EXERCISE BRIEF | Work out the number of lines with the word "India" in the material below, then reply with that number only.
-- Begin WORKING DATA --
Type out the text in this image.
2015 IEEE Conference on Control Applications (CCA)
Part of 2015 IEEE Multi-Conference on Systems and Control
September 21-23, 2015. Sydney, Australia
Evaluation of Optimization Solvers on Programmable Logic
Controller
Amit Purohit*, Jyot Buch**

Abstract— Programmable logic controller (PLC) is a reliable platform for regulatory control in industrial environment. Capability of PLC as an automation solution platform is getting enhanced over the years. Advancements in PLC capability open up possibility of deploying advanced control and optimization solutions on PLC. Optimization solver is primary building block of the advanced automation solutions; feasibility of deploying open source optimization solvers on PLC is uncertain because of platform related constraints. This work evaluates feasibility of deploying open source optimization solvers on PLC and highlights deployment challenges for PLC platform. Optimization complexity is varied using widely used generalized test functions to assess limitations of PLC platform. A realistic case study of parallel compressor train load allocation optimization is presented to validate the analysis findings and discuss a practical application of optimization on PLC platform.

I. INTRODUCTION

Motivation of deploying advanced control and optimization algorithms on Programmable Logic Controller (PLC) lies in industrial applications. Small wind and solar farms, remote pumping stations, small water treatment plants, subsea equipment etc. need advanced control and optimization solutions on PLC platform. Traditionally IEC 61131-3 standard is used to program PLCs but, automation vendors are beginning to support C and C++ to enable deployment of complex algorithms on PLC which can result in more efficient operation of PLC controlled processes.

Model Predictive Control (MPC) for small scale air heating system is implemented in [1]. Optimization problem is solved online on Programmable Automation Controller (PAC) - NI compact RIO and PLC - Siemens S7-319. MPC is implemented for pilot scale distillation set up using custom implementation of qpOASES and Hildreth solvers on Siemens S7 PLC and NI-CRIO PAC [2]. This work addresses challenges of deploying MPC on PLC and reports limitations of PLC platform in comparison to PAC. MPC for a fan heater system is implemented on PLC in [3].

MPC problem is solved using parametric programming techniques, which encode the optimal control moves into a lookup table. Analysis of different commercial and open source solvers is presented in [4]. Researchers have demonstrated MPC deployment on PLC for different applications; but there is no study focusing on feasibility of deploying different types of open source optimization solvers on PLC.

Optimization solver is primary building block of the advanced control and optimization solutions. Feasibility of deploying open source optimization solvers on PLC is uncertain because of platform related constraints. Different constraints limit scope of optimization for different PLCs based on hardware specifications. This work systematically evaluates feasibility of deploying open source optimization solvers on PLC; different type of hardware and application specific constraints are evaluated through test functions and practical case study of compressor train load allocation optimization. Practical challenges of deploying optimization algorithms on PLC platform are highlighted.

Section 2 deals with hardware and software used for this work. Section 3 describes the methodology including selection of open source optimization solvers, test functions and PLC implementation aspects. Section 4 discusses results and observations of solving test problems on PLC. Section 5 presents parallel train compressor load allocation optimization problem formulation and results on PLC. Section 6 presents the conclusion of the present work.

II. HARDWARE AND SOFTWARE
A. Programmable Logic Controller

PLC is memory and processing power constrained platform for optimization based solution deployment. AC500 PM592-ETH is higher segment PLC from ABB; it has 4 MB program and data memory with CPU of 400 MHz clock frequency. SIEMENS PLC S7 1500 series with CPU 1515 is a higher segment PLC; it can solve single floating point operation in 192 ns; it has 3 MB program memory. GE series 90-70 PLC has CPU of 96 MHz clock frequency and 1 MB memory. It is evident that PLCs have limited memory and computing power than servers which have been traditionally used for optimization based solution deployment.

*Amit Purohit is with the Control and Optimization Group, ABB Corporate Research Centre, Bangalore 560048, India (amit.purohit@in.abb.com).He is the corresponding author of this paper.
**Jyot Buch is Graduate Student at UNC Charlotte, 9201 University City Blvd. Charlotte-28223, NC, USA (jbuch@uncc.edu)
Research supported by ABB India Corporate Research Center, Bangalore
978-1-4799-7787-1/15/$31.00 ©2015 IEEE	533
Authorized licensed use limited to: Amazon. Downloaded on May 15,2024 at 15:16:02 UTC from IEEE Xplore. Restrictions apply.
-- End WORKING DATA --
-- Begin WORKING DATA --
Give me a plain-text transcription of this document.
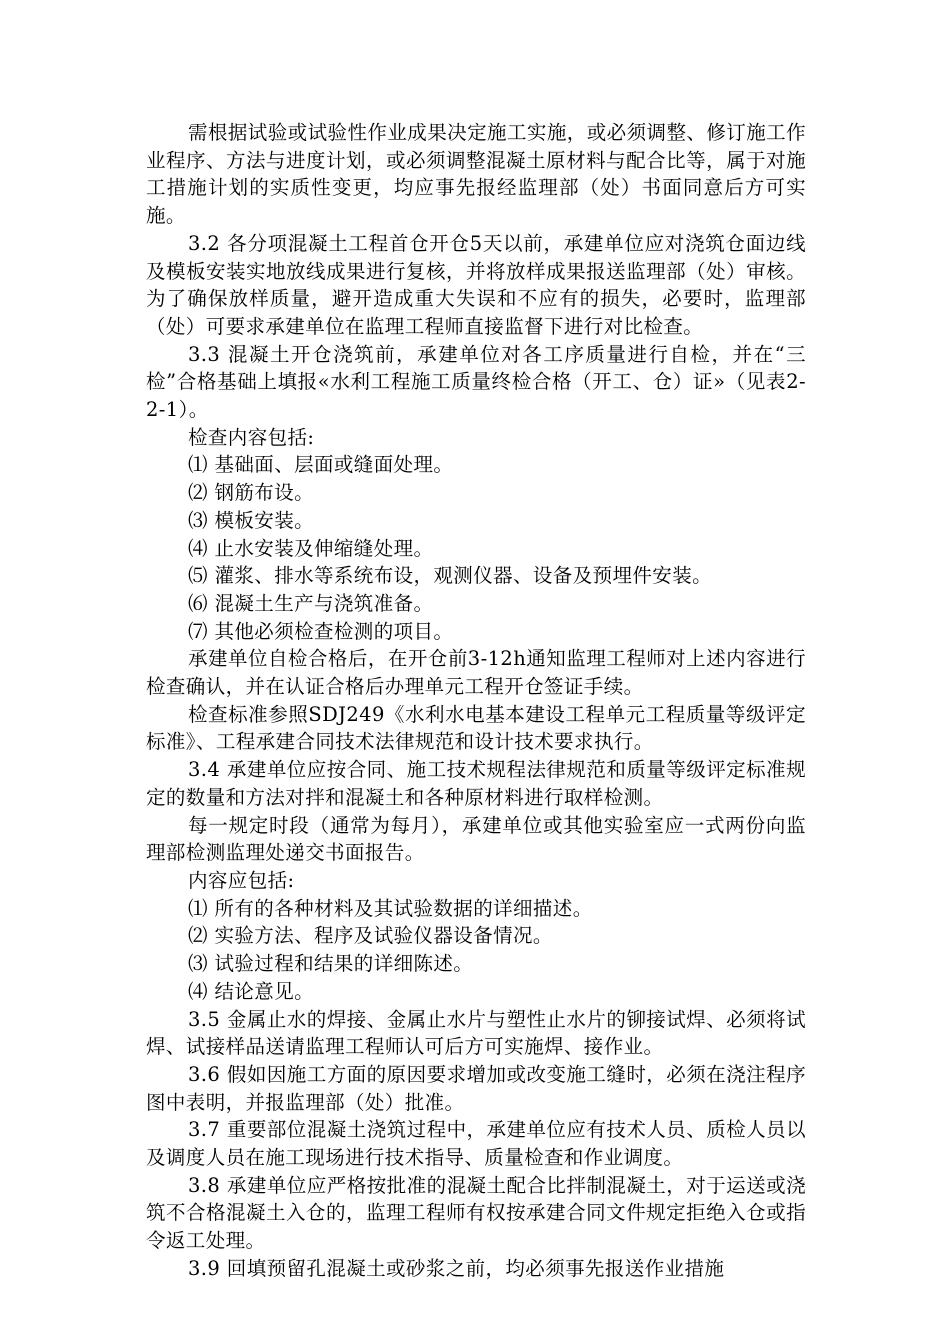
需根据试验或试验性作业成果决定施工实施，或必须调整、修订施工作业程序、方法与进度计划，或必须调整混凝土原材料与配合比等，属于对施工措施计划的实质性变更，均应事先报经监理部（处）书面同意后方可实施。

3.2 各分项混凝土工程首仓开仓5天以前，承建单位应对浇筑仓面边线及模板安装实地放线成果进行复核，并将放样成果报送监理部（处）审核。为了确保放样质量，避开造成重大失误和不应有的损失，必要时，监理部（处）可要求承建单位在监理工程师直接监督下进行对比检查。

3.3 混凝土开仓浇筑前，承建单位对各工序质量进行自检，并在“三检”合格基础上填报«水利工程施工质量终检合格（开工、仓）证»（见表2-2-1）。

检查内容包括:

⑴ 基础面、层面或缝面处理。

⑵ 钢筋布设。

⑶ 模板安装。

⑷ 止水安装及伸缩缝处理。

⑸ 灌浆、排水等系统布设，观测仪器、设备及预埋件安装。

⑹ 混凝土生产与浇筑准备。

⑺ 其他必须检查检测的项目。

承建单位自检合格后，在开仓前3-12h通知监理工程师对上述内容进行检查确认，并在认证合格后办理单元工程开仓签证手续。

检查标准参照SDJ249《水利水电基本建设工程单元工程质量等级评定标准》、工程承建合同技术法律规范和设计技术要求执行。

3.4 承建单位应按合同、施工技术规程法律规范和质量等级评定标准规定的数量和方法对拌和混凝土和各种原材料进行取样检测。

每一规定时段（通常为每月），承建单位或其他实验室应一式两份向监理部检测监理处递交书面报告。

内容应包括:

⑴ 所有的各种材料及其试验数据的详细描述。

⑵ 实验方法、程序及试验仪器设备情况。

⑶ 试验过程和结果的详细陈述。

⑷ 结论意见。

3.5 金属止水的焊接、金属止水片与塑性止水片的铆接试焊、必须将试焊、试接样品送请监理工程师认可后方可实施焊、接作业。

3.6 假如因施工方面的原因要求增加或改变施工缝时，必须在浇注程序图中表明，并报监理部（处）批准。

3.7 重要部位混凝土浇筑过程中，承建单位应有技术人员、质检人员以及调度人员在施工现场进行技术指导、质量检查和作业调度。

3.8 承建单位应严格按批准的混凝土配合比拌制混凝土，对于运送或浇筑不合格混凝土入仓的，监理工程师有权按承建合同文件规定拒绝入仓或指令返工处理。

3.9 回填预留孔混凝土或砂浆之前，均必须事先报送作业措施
-- End WORKING DATA --
WRITTEN ANSWER | 2